● **WHAT THE TASK ASKS**
Nothing in the listing below should be skipped, so transcribe it all exactly.

● **EXTRACTED DATA**

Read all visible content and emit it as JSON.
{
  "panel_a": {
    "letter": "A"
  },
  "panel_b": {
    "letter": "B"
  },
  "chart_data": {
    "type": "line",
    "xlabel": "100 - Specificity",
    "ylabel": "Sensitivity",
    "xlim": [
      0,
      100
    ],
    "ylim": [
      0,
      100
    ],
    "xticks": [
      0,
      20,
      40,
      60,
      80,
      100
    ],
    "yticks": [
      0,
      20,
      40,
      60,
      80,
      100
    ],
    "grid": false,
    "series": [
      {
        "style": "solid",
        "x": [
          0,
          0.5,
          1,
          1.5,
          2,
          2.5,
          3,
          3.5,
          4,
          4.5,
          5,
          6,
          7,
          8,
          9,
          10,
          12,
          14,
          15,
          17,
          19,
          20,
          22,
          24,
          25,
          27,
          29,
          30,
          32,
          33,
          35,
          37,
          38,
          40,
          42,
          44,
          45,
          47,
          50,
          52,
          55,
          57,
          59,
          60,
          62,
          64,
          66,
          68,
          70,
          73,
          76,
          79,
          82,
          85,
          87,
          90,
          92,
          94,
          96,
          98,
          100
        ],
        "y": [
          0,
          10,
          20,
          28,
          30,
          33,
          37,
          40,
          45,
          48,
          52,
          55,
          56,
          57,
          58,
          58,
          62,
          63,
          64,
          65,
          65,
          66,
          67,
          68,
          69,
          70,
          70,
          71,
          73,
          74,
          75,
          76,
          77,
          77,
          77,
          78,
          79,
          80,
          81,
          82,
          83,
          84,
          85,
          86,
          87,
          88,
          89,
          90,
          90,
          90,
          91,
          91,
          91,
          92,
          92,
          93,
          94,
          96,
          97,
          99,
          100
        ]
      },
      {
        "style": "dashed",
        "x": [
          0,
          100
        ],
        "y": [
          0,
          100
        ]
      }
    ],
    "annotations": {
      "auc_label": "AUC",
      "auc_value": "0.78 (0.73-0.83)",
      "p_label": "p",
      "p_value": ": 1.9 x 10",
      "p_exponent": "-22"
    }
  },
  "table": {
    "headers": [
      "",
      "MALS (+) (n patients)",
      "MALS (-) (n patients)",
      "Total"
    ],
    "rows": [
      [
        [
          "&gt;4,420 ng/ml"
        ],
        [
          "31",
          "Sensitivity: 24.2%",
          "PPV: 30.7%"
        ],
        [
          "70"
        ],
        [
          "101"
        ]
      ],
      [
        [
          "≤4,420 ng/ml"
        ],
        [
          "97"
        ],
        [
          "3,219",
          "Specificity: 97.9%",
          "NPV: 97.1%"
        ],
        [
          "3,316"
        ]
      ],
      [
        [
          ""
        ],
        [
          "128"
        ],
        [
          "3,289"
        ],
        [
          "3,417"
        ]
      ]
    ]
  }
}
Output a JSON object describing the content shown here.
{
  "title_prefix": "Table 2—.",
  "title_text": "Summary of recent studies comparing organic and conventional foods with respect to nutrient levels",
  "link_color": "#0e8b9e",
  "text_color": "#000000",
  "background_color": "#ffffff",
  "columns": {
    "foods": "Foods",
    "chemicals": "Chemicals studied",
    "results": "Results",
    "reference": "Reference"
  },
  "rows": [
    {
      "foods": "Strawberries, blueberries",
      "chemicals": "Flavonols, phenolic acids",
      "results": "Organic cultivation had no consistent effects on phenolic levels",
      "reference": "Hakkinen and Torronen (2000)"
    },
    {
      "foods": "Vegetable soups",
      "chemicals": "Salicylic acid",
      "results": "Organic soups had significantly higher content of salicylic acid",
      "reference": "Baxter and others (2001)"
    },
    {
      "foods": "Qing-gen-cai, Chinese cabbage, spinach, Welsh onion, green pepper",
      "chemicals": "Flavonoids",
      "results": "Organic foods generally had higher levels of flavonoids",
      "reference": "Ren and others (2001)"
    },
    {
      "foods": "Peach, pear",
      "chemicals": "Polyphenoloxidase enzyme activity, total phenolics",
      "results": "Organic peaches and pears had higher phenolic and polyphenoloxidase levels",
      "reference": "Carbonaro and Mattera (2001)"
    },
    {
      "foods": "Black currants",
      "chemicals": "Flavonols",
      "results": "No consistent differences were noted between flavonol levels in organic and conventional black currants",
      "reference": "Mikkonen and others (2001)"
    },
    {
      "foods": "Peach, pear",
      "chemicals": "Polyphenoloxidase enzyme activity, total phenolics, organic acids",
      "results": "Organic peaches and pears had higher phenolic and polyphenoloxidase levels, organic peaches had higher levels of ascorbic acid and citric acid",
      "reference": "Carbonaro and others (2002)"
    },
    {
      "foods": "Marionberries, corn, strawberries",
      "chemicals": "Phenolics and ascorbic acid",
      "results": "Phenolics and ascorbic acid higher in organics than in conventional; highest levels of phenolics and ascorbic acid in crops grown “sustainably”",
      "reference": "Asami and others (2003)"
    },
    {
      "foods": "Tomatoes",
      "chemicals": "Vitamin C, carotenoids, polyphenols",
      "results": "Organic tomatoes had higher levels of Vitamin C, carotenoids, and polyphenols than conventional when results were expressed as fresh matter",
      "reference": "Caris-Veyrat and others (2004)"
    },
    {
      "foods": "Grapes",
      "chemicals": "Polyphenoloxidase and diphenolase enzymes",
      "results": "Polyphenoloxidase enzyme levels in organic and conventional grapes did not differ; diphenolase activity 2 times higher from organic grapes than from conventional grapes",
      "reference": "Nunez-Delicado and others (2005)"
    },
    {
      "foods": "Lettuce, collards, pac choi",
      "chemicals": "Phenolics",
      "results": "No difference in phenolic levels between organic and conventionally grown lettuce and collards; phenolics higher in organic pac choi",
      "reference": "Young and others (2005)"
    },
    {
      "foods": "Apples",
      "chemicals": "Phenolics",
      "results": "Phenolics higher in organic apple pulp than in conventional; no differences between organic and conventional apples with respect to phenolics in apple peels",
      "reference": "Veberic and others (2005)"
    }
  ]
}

● **TASK RESPONSE**
Read all visible content and emit it as JSON.
{
  "panel_a": {
    "letter": "A"
  },
  "panel_b": {
    "letter": "B"
  },
  "chart_data": {
    "type": "line",
    "xlabel": "100 - Specificity",
    "ylabel": "Sensitivity",
    "xlim": [
      0,
      100
    ],
    "ylim": [
      0,
      100
    ],
    "xticks": [
      0,
      20,
      40,
      60,
      80,
      100
    ],
    "yticks": [
      0,
      20,
      40,
      60,
      80,
      100
    ],
    "grid": false,
    "series": [
      {
        "style": "solid",
        "x": [
          0,
          0.5,
          1,
          1.5,
          2,
          2.5,
          3,
          3.5,
          4,
          4.5,
          5,
          6,
          7,
          8,
          9,
          10,
          12,
          14,
          15,
          17,
          19,
          20,
          22,
          24,
          25,
          27,
          29,
          30,
          32,
          33,
          35,
          37,
          38,
          40,
          42,
          44,
          45,
          47,
          50,
          52,
          55,
          57,
          59,
          60,
          62,
          64,
          66,
          68,
          70,
          73,
          76,
          79,
          82,
          85,
          87,
          90,
          92,
          94,
          96,
          98,
          100
        ],
        "y": [
          0,
          10,
          20,
          28,
          30,
          33,
          37,
          40,
          45,
          48,
          52,
          55,
          56,
          57,
          58,
          58,
          62,
          63,
          64,
          65,
          65,
          66,
          67,
          68,
          69,
          70,
          70,
          71,
          73,
          74,
          75,
          76,
          77,
          77,
          77,
          78,
          79,
          80,
          81,
          82,
          83,
          84,
          85,
          86,
          87,
          88,
          89,
          90,
          90,
          90,
          91,
          91,
          91,
          92,
          92,
          93,
          94,
          96,
          97,
          99,
          100
        ]
      },
      {
        "style": "dashed",
        "x": [
          0,
          100
        ],
        "y": [
          0,
          100
        ]
      }
    ],
    "annotations": {
      "auc_label": "AUC",
      "auc_value": "0.78 (0.73-0.83)",
      "p_label": "p",
      "p_value": ": 1.9 x 10",
      "p_exponent": "-22"
    }
  },
  "table": {
    "headers": [
      "",
      "MALS (+) (n patients)",
      "MALS (-) (n patients)",
      "Total"
    ],
    "rows": [
      [
        [
          "&gt;4,420 ng/ml"
        ],
        [
          "31",
          "Sensitivity: 24.2%",
          "PPV: 30.7%"
        ],
        [
          "70"
        ],
        [
          "101"
        ]
      ],
      [
        [
          "≤4,420 ng/ml"
        ],
        [
          "97"
        ],
        [
          "3,219",
          "Specificity: 97.9%",
          "NPV: 97.1%"
        ],
        [
          "3,316"
        ]
      ],
      [
        [
          ""
        ],
        [
          "128"
        ],
        [
          "3,289"
        ],
        [
          "3,417"
        ]
      ]
    ]
  }
}
Output a JSON object describing the content shown here.
{
  "title_prefix": "Table 2—.",
  "title_text": "Summary of recent studies comparing organic and conventional foods with respect to nutrient levels",
  "link_color": "#0e8b9e",
  "text_color": "#000000",
  "background_color": "#ffffff",
  "columns": {
    "foods": "Foods",
    "chemicals": "Chemicals studied",
    "results": "Results",
    "reference": "Reference"
  },
  "rows": [
    {
      "foods": "Strawberries, blueberries",
      "chemicals": "Flavonols, phenolic acids",
      "results": "Organic cultivation had no consistent effects on phenolic levels",
      "reference": "Hakkinen and Torronen (2000)"
    },
    {
      "foods": "Vegetable soups",
      "chemicals": "Salicylic acid",
      "results": "Organic soups had significantly higher content of salicylic acid",
      "reference": "Baxter and others (2001)"
    },
    {
      "foods": "Qing-gen-cai, Chinese cabbage, spinach, Welsh onion, green pepper",
      "chemicals": "Flavonoids",
      "results": "Organic foods generally had higher levels of flavonoids",
      "reference": "Ren and others (2001)"
    },
    {
      "foods": "Peach, pear",
      "chemicals": "Polyphenoloxidase enzyme activity, total phenolics",
      "results": "Organic peaches and pears had higher phenolic and polyphenoloxidase levels",
      "reference": "Carbonaro and Mattera (2001)"
    },
    {
      "foods": "Black currants",
      "chemicals": "Flavonols",
      "results": "No consistent differences were noted between flavonol levels in organic and conventional black currants",
      "reference": "Mikkonen and others (2001)"
    },
    {
      "foods": "Peach, pear",
      "chemicals": "Polyphenoloxidase enzyme activity, total phenolics, organic acids",
      "results": "Organic peaches and pears had higher phenolic and polyphenoloxidase levels, organic peaches had higher levels of ascorbic acid and citric acid",
      "reference": "Carbonaro and others (2002)"
    },
    {
      "foods": "Marionberries, corn, strawberries",
      "chemicals": "Phenolics and ascorbic acid",
      "results": "Phenolics and ascorbic acid higher in organics than in conventional; highest levels of phenolics and ascorbic acid in crops grown “sustainably”",
      "reference": "Asami and others (2003)"
    },
    {
      "foods": "Tomatoes",
      "chemicals": "Vitamin C, carotenoids, polyphenols",
      "results": "Organic tomatoes had higher levels of Vitamin C, carotenoids, and polyphenols than conventional when results were expressed as fresh matter",
      "reference": "Caris-Veyrat and others (2004)"
    },
    {
      "foods": "Grapes",
      "chemicals": "Polyphenoloxidase and diphenolase enzymes",
      "results": "Polyphenoloxidase enzyme levels in organic and conventional grapes did not differ; diphenolase activity 2 times higher from organic grapes than from conventional grapes",
      "reference": "Nunez-Delicado and others (2005)"
    },
    {
      "foods": "Lettuce, collards, pac choi",
      "chemicals": "Phenolics",
      "results": "No difference in phenolic levels between organic and conventionally grown lettuce and collards; phenolics higher in organic pac choi",
      "reference": "Young and others (2005)"
    },
    {
      "foods": "Apples",
      "chemicals": "Phenolics",
      "results": "Phenolics higher in organic apple pulp than in conventional; no differences between organic and conventional apples with respect to phenolics in apple peels",
      "reference": "Veberic and others (2005)"
    }
  ]
}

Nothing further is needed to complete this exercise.